Go through the material below and copy each line where the word "color" appears.

Records from a collection of figures =>

== == ==

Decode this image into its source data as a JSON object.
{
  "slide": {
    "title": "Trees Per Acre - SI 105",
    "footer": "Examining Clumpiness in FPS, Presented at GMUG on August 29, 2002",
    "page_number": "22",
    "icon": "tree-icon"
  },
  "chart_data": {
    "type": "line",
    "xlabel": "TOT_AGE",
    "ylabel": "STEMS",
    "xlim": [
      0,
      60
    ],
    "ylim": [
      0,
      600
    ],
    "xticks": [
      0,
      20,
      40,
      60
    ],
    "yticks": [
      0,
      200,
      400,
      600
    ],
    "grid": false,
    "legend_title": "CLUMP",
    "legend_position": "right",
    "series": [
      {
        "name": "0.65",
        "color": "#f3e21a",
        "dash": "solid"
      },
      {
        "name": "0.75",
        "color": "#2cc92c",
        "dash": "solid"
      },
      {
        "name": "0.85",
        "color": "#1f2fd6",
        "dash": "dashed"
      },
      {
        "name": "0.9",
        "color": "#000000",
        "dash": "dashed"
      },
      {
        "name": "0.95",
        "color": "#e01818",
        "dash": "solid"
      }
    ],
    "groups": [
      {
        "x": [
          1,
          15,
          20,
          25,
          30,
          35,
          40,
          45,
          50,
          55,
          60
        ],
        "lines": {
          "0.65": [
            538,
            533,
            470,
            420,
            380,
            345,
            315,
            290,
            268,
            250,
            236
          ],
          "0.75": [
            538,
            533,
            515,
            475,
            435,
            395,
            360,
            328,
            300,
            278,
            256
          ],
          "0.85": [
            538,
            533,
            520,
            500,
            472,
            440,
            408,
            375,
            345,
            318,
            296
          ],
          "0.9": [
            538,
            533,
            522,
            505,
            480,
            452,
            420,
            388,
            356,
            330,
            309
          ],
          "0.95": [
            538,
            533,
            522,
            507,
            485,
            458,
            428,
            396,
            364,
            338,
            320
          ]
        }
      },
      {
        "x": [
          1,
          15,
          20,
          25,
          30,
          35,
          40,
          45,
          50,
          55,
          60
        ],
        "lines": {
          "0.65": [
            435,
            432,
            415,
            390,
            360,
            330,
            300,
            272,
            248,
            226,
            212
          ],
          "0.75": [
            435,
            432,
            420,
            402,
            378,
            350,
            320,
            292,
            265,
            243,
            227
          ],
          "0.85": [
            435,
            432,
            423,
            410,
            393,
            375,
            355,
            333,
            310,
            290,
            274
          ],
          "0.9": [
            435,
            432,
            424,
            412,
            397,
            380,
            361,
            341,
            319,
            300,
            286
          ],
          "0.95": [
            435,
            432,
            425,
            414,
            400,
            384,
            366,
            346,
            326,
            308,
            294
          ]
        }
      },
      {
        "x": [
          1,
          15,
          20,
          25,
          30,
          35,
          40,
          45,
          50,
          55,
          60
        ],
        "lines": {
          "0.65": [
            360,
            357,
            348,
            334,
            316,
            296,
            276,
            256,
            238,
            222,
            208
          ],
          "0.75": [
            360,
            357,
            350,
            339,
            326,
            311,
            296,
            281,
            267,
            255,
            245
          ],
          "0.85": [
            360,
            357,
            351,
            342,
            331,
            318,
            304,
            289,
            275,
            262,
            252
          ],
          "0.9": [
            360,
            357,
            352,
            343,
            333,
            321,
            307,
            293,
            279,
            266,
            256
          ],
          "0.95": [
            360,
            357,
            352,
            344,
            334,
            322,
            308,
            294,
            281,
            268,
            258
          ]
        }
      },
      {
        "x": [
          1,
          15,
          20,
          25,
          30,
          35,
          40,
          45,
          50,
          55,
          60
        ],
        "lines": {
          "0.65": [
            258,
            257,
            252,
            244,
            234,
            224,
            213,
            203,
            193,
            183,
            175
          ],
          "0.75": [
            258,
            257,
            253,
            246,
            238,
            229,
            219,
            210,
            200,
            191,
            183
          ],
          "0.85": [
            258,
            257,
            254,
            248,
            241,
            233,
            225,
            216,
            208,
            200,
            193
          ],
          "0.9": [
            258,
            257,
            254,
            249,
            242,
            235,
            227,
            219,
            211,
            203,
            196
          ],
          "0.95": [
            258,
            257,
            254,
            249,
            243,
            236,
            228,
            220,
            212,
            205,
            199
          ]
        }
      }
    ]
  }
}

== == ==

Reply to the exercise =>
        "color": "#f3e21a",
        "color": "#2cc92c",
        "color": "#1f2fd6",
        "color": "#000000",
        "color": "#e01818",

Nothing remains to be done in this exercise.